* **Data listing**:
──────────────────────────────

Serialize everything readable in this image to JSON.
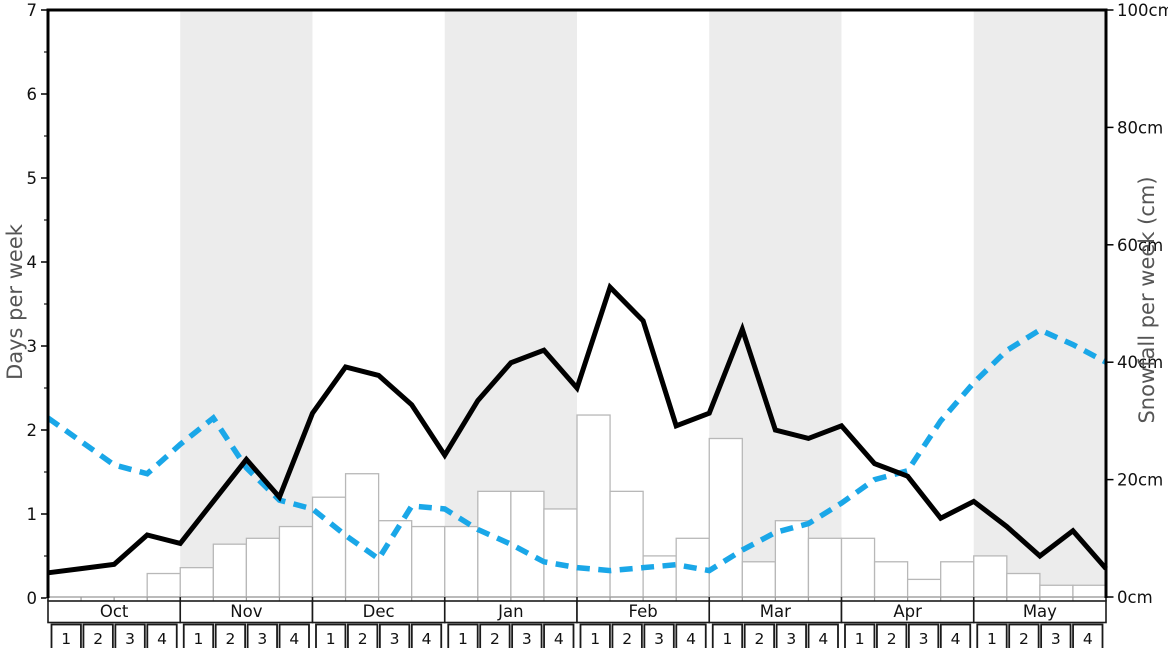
{
  "chart_data": {
    "type": "bar+line",
    "title": "",
    "left_axis": {
      "label": "Days per week",
      "min": 0,
      "max": 7,
      "tick_labels": [
        "0",
        "1",
        "2",
        "3",
        "4",
        "5",
        "6",
        "7"
      ]
    },
    "right_axis": {
      "label": "Snowfall per week (cm)",
      "min": 0,
      "max": 100,
      "tick_labels": [
        "0cm",
        "20cm",
        "40cm",
        "60cm",
        "80cm",
        "100cm"
      ]
    },
    "x_axis": {
      "months": [
        "Oct",
        "Nov",
        "Dec",
        "Jan",
        "Feb",
        "Mar",
        "Apr",
        "May"
      ],
      "weeks": [
        "1",
        "2",
        "3",
        "4"
      ],
      "shaded_months": [
        "Nov",
        "Jan",
        "Mar",
        "May"
      ]
    },
    "series": [
      {
        "name": "snowfall-per-week-bars",
        "type": "bar",
        "axis": "right",
        "unit": "cm",
        "values": [
          0,
          0,
          0,
          4,
          5,
          9,
          10,
          12,
          17,
          21,
          13,
          12,
          12,
          18,
          18,
          15,
          31,
          18,
          7,
          10,
          27,
          6,
          13,
          10,
          10,
          6,
          3,
          6,
          7,
          4,
          2,
          2
        ]
      },
      {
        "name": "snowy-days-per-week-line",
        "type": "line",
        "axis": "left",
        "unit": "days",
        "dash": "solid",
        "values": [
          0.3,
          0.35,
          0.4,
          0.75,
          0.65,
          1.15,
          1.65,
          1.2,
          2.2,
          2.75,
          2.65,
          2.3,
          1.7,
          2.35,
          2.8,
          2.95,
          2.5,
          3.7,
          3.3,
          2.05,
          2.2,
          3.2,
          2.0,
          1.9,
          2.05,
          1.6,
          1.45,
          0.95,
          1.15,
          0.85,
          0.5,
          0.8,
          0.35
        ]
      },
      {
        "name": "snowfall-trend-line",
        "type": "line",
        "axis": "right",
        "unit": "cm",
        "dash": "dashed",
        "values": [
          30.5,
          26.5,
          22.5,
          21,
          26,
          30.5,
          22,
          16.5,
          15,
          10.5,
          6.5,
          15.5,
          15,
          11.5,
          9,
          6,
          5,
          4.5,
          5,
          5.5,
          4.5,
          8,
          11,
          12.5,
          16,
          20,
          21.5,
          30,
          36.5,
          42,
          45.5,
          43,
          40
        ]
      }
    ],
    "colors": {
      "band": "#ececec",
      "bar_fill": "#ffffff",
      "bar_stroke": "#b8b8b8",
      "black_line": "#000000",
      "blue_line": "#1aa7e8",
      "axis_title": "#555555",
      "tick_text": "#111111",
      "table_border": "#1a1a1a",
      "bottom_spine": "#aaaaaa",
      "week_tick": "#999999"
    }
  }
}
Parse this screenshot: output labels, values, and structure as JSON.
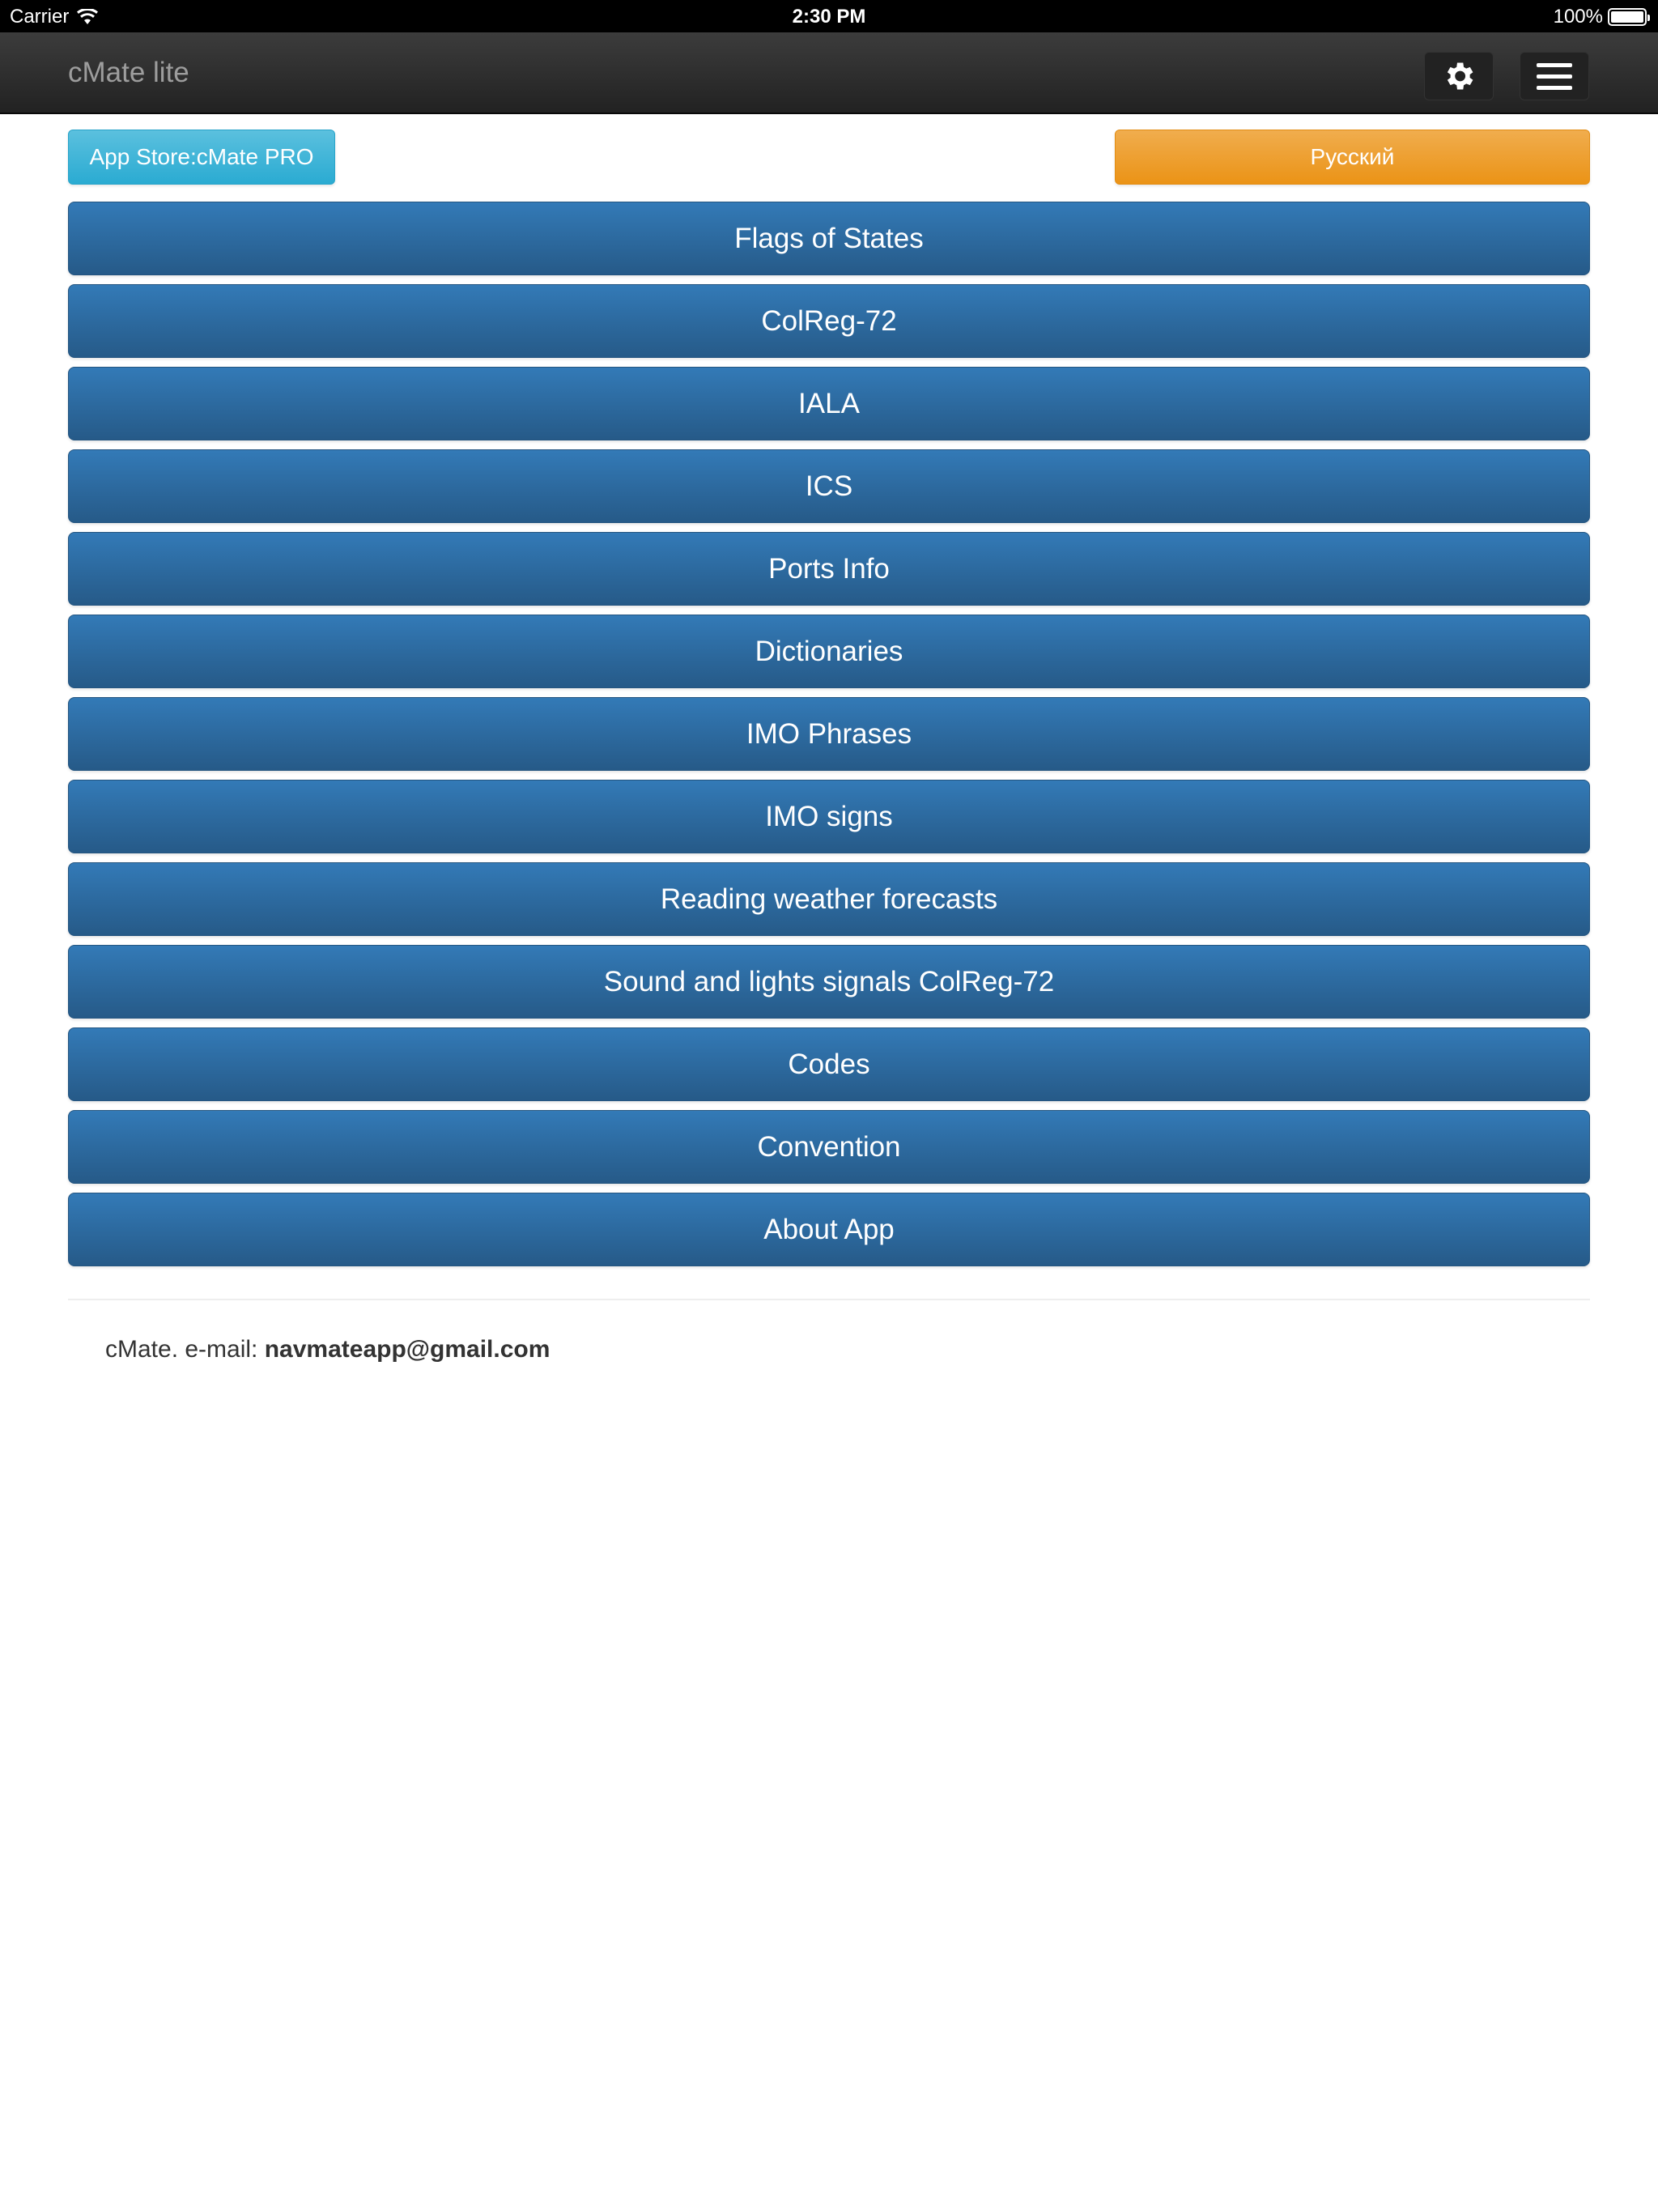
{
  "status_bar": {
    "carrier": "Carrier",
    "time": "2:30 PM",
    "battery": "100%",
    "battery_level": 100
  },
  "navbar": {
    "title": "cMate lite",
    "settings_icon": "gear-icon",
    "menu_icon": "hamburger-icon"
  },
  "top_buttons": {
    "pro": "App Store:cMate PRO",
    "language": "Русский"
  },
  "menu": {
    "items": [
      {
        "label": "Flags of States"
      },
      {
        "label": "ColReg-72"
      },
      {
        "label": "IALA"
      },
      {
        "label": "ICS"
      },
      {
        "label": "Ports Info"
      },
      {
        "label": "Dictionaries"
      },
      {
        "label": "IMO Phrases"
      },
      {
        "label": "IMO signs"
      },
      {
        "label": "Reading weather forecasts"
      },
      {
        "label": "Sound and lights signals ColReg-72"
      },
      {
        "label": "Codes"
      },
      {
        "label": "Convention"
      },
      {
        "label": "About App"
      }
    ]
  },
  "footer": {
    "prefix": "cMate. e-mail: ",
    "email": "navmateapp@gmail.com"
  },
  "colors": {
    "primary": "#337ab7",
    "info": "#5bc0de",
    "warning": "#f0ad4e",
    "navbar": "#222222"
  }
}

──────────────────────────────

The data above should be repeated exactly, minus any pictures.

Serialize everything readable in this image to JSON.
{
  "chart_data": {
    "type": "bar+line",
    "title": "",
    "left_axis": {
      "label": "Days per week",
      "min": 0,
      "max": 7,
      "tick_labels": [
        "0",
        "1",
        "2",
        "3",
        "4",
        "5",
        "6",
        "7"
      ]
    },
    "right_axis": {
      "label": "Snowfall per week (cm)",
      "min": 0,
      "max": 100,
      "tick_labels": [
        "0cm",
        "20cm",
        "40cm",
        "60cm",
        "80cm",
        "100cm"
      ]
    },
    "x_axis": {
      "months": [
        "Oct",
        "Nov",
        "Dec",
        "Jan",
        "Feb",
        "Mar",
        "Apr",
        "May"
      ],
      "weeks": [
        "1",
        "2",
        "3",
        "4"
      ],
      "shaded_months": [
        "Nov",
        "Jan",
        "Mar",
        "May"
      ]
    },
    "series": [
      {
        "name": "snowfall-per-week-bars",
        "type": "bar",
        "axis": "right",
        "unit": "cm",
        "values": [
          0,
          0,
          0,
          4,
          5,
          9,
          10,
          12,
          17,
          21,
          13,
          12,
          12,
          18,
          18,
          15,
          31,
          18,
          7,
          10,
          27,
          6,
          13,
          10,
          10,
          6,
          3,
          6,
          7,
          4,
          2,
          2
        ]
      },
      {
        "name": "snowy-days-per-week-line",
        "type": "line",
        "axis": "left",
        "unit": "days",
        "dash": "solid",
        "values": [
          0.3,
          0.35,
          0.4,
          0.75,
          0.65,
          1.15,
          1.65,
          1.2,
          2.2,
          2.75,
          2.65,
          2.3,
          1.7,
          2.35,
          2.8,
          2.95,
          2.5,
          3.7,
          3.3,
          2.05,
          2.2,
          3.2,
          2.0,
          1.9,
          2.05,
          1.6,
          1.45,
          0.95,
          1.15,
          0.85,
          0.5,
          0.8,
          0.35
        ]
      },
      {
        "name": "snowfall-trend-line",
        "type": "line",
        "axis": "right",
        "unit": "cm",
        "dash": "dashed",
        "values": [
          30.5,
          26.5,
          22.5,
          21,
          26,
          30.5,
          22,
          16.5,
          15,
          10.5,
          6.5,
          15.5,
          15,
          11.5,
          9,
          6,
          5,
          4.5,
          5,
          5.5,
          4.5,
          8,
          11,
          12.5,
          16,
          20,
          21.5,
          30,
          36.5,
          42,
          45.5,
          43,
          40
        ]
      }
    ],
    "colors": {
      "band": "#ececec",
      "bar_fill": "#ffffff",
      "bar_stroke": "#b8b8b8",
      "black_line": "#000000",
      "blue_line": "#1aa7e8",
      "axis_title": "#555555",
      "tick_text": "#111111",
      "table_border": "#1a1a1a",
      "bottom_spine": "#aaaaaa",
      "week_tick": "#999999"
    }
  }
}
Parse this screenshot: output labels, values, and structure as JSON.
{
  "status_bar": {
    "carrier": "Carrier",
    "time": "2:30 PM",
    "battery": "100%",
    "battery_level": 100
  },
  "navbar": {
    "title": "cMate lite",
    "settings_icon": "gear-icon",
    "menu_icon": "hamburger-icon"
  },
  "top_buttons": {
    "pro": "App Store:cMate PRO",
    "language": "Русский"
  },
  "menu": {
    "items": [
      {
        "label": "Flags of States"
      },
      {
        "label": "ColReg-72"
      },
      {
        "label": "IALA"
      },
      {
        "label": "ICS"
      },
      {
        "label": "Ports Info"
      },
      {
        "label": "Dictionaries"
      },
      {
        "label": "IMO Phrases"
      },
      {
        "label": "IMO signs"
      },
      {
        "label": "Reading weather forecasts"
      },
      {
        "label": "Sound and lights signals ColReg-72"
      },
      {
        "label": "Codes"
      },
      {
        "label": "Convention"
      },
      {
        "label": "About App"
      }
    ]
  },
  "footer": {
    "prefix": "cMate. e-mail: ",
    "email": "navmateapp@gmail.com"
  },
  "colors": {
    "primary": "#337ab7",
    "info": "#5bc0de",
    "warning": "#f0ad4e",
    "navbar": "#222222"
  }
}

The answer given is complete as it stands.